▶ _Stated goal_: List the lines of this listing that hold the word "我们希望有".

(Stored records)

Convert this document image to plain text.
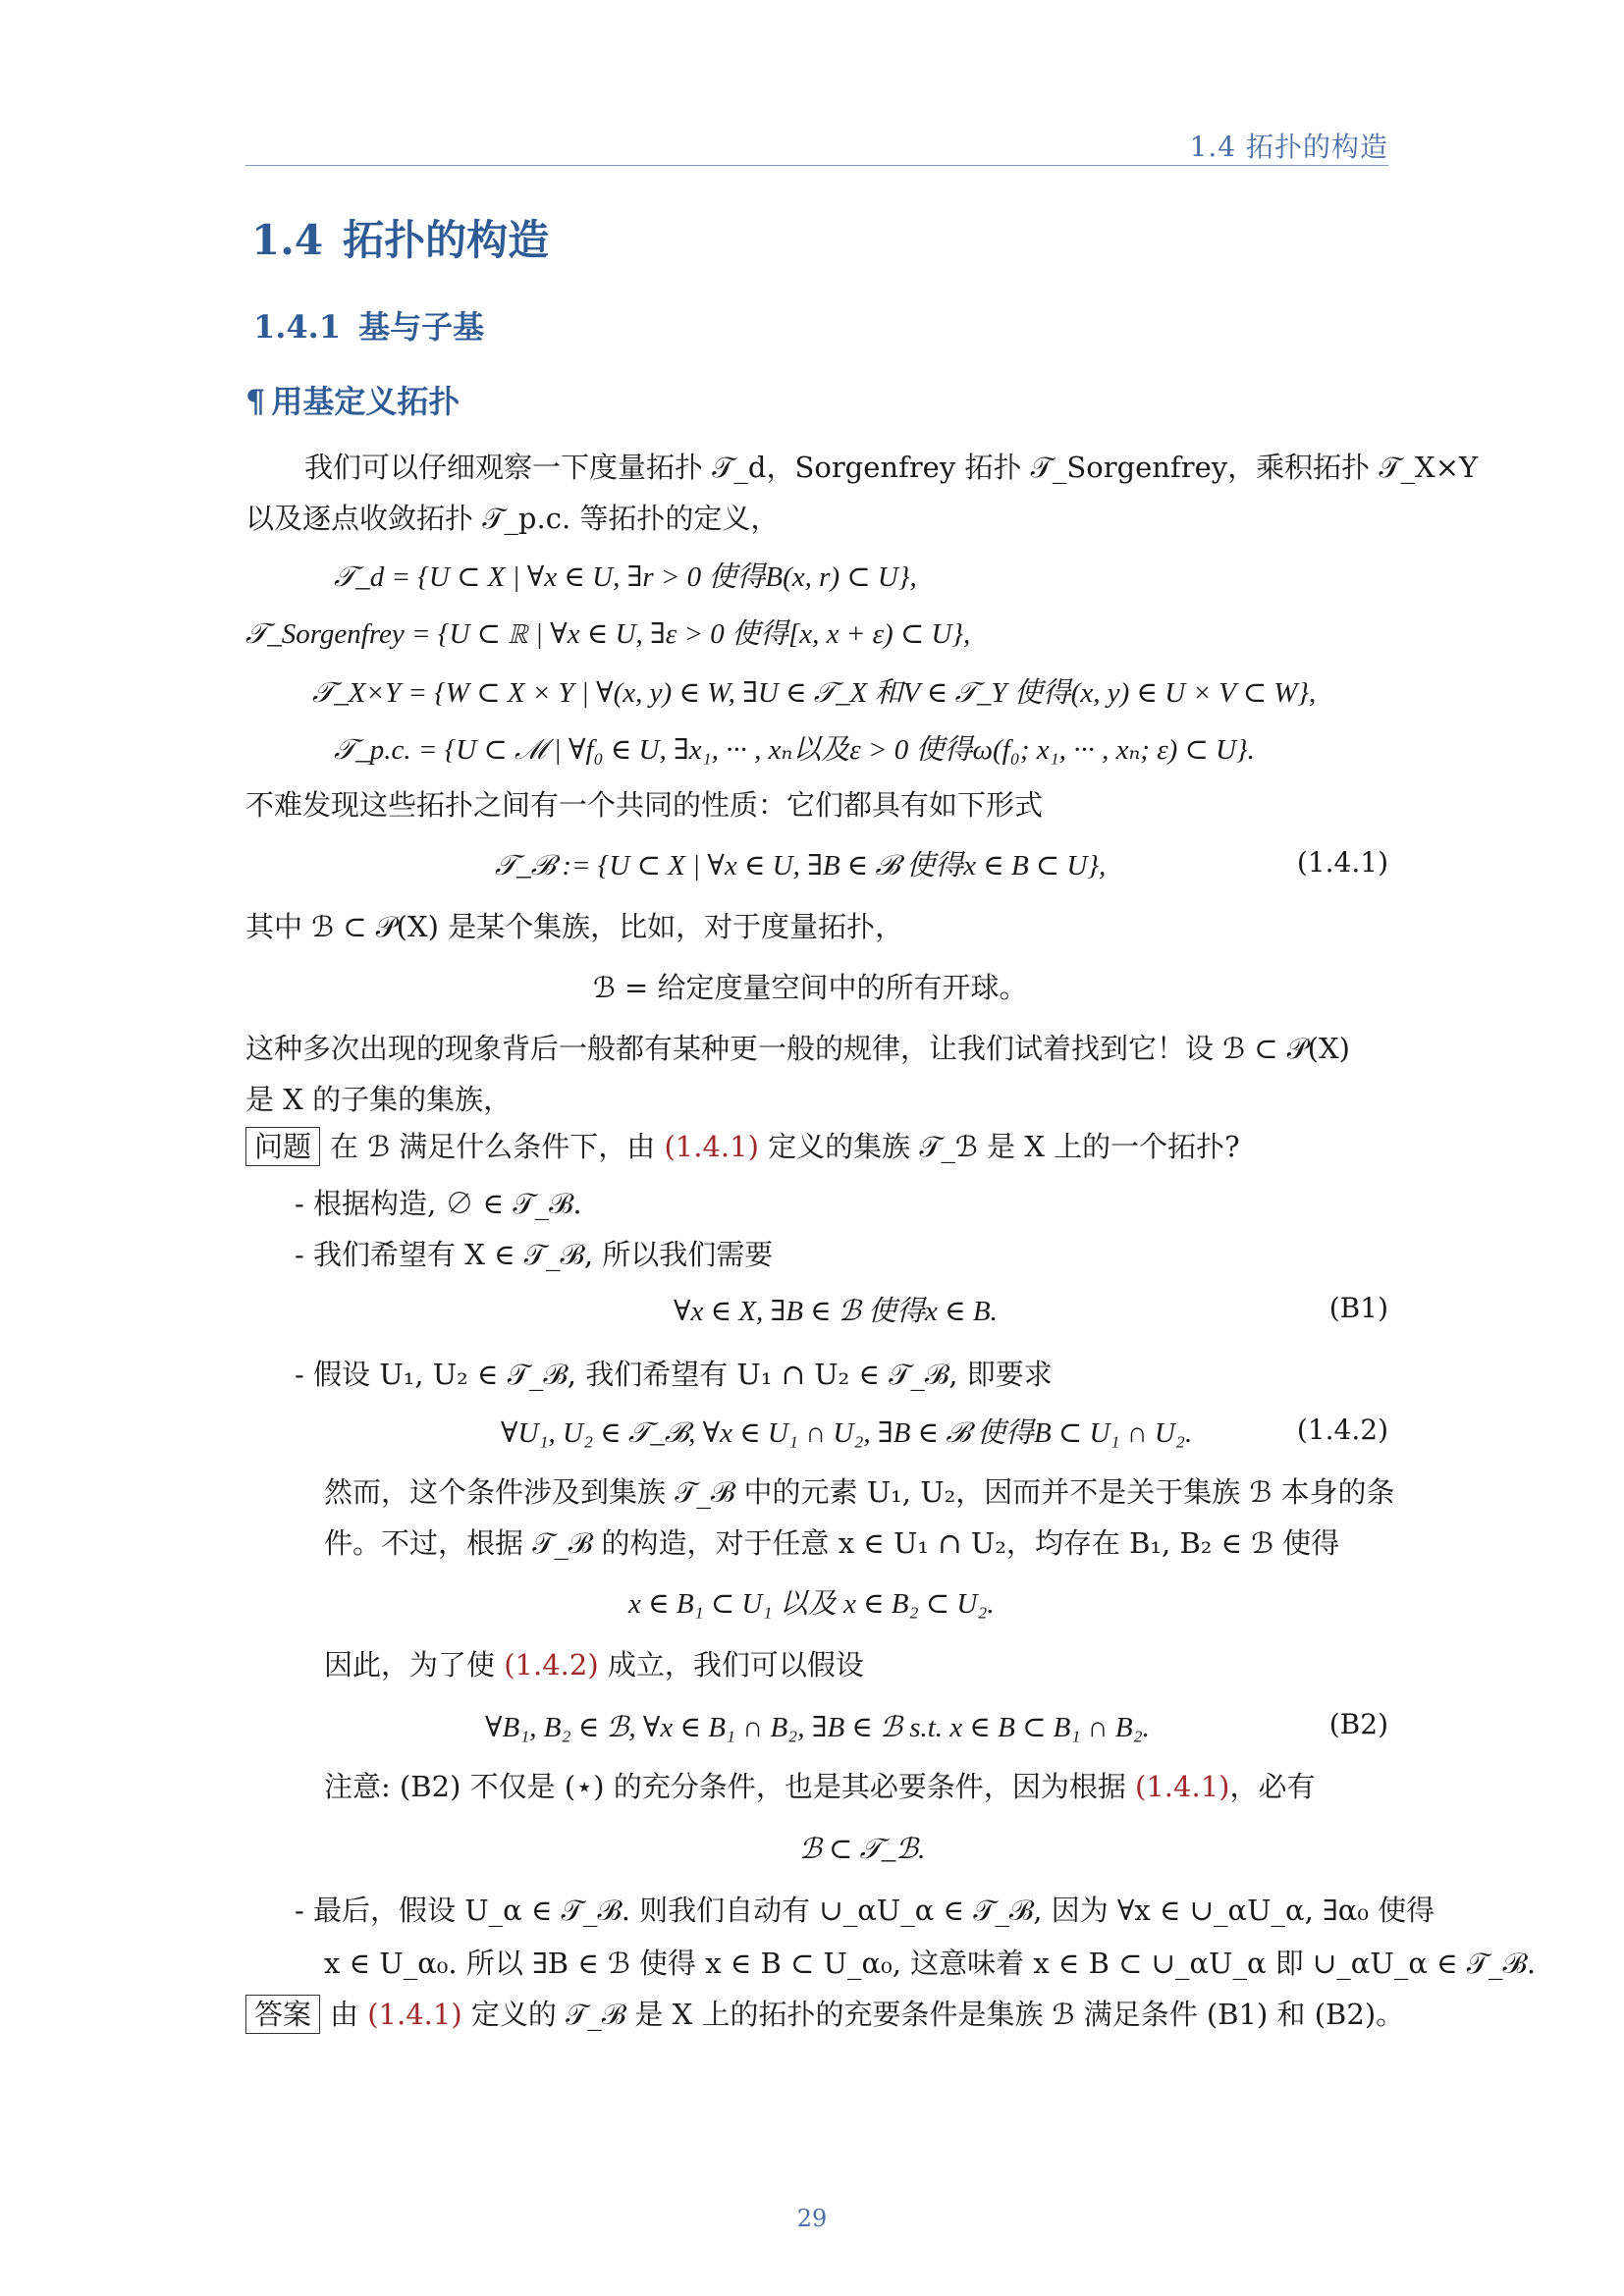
1.4 拓扑的构造
1.4 拓扑的构造
1.4.1 基与子基
¶ 用基定义拓扑
我们可以仔细观察一下度量拓扑 𝒯_d，Sorgenfrey 拓扑 𝒯_Sorgenfrey，乘积拓扑 𝒯_X×Y
以及逐点收敛拓扑 𝒯_p.c. 等拓扑的定义，
𝒯_d = {U ⊂ X | ∀x ∈ U, ∃r > 0 使得B(x, r) ⊂ U},
𝒯_Sorgenfrey = {U ⊂ ℝ | ∀x ∈ U, ∃ε > 0 使得[x, x + ε) ⊂ U},
𝒯_X×Y = {W ⊂ X × Y | ∀(x, y) ∈ W, ∃U ∈ 𝒯_X 和V ∈ 𝒯_Y 使得(x, y) ∈ U × V ⊂ W},
𝒯_p.c. = {U ⊂ ℳ | ∀f₀ ∈ U, ∃x₁, ··· , xₙ以及ε > 0 使得ω(f₀; x₁, ··· , xₙ; ε) ⊂ U}.
不难发现这些拓扑之间有一个共同的性质：它们都具有如下形式
𝒯_ℬ := {U ⊂ X | ∀x ∈ U, ∃B ∈ ℬ 使得x ∈ B ⊂ U},	(1.4.1)
其中 ℬ ⊂ 𝒫(X) 是某个集族，比如，对于度量拓扑，
ℬ = 给定度量空间中的所有开球。
这种多次出现的现象背后一般都有某种更一般的规律，让我们试着找到它！设 ℬ ⊂ 𝒫(X)
是 X 的子集的集族，
问题 在 ℬ 满足什么条件下，由 (1.4.1) 定义的集族 𝒯_ℬ 是 X 上的一个拓扑?
- 根据构造, ∅ ∈ 𝒯_ℬ.
- 我们希望有 X ∈ 𝒯_ℬ, 所以我们需要
∀x ∈ X, ∃B ∈ ℬ 使得x ∈ B.	(B1)
- 假设 U₁, U₂ ∈ 𝒯_ℬ, 我们希望有 U₁ ∩ U₂ ∈ 𝒯_ℬ, 即要求
∀U₁, U₂ ∈ 𝒯_ℬ, ∀x ∈ U₁ ∩ U₂, ∃B ∈ ℬ 使得B ⊂ U₁ ∩ U₂.	(1.4.2)
然而，这个条件涉及到集族 𝒯_ℬ 中的元素 U₁, U₂，因而并不是关于集族 ℬ 本身的条
件。不过，根据 𝒯_ℬ 的构造，对于任意 x ∈ U₁ ∩ U₂，均存在 B₁, B₂ ∈ ℬ 使得
x ∈ B₁ ⊂ U₁ 以及 x ∈ B₂ ⊂ U₂.
因此，为了使 (1.4.2) 成立，我们可以假设
∀B₁, B₂ ∈ ℬ, ∀x ∈ B₁ ∩ B₂, ∃B ∈ ℬ s.t. x ∈ B ⊂ B₁ ∩ B₂.	(B2)
注意: (B2) 不仅是 (⋆) 的充分条件，也是其必要条件，因为根据 (1.4.1)，必有
ℬ ⊂ 𝒯_ℬ.
- 最后，假设 U_α ∈ 𝒯_ℬ. 则我们自动有 ∪_αU_α ∈ 𝒯_ℬ, 因为 ∀x ∈ ∪_αU_α, ∃α₀ 使得
x ∈ U_α₀. 所以 ∃B ∈ ℬ 使得 x ∈ B ⊂ U_α₀, 这意味着 x ∈ B ⊂ ∪_αU_α 即 ∪_αU_α ∈ 𝒯_ℬ.
答案 由 (1.4.1) 定义的 𝒯_ℬ 是 X 上的拓扑的充要条件是集族 ℬ 满足条件 (B1) 和 (B2)。
29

▶ _Exercise solution_:
- 我们希望有 X ∈ 𝒯_ℬ, 所以我们需要
- 假设 U₁, U₂ ∈ 𝒯_ℬ, 我们希望有 U₁ ∩ U₂ ∈ 𝒯_ℬ, 即要求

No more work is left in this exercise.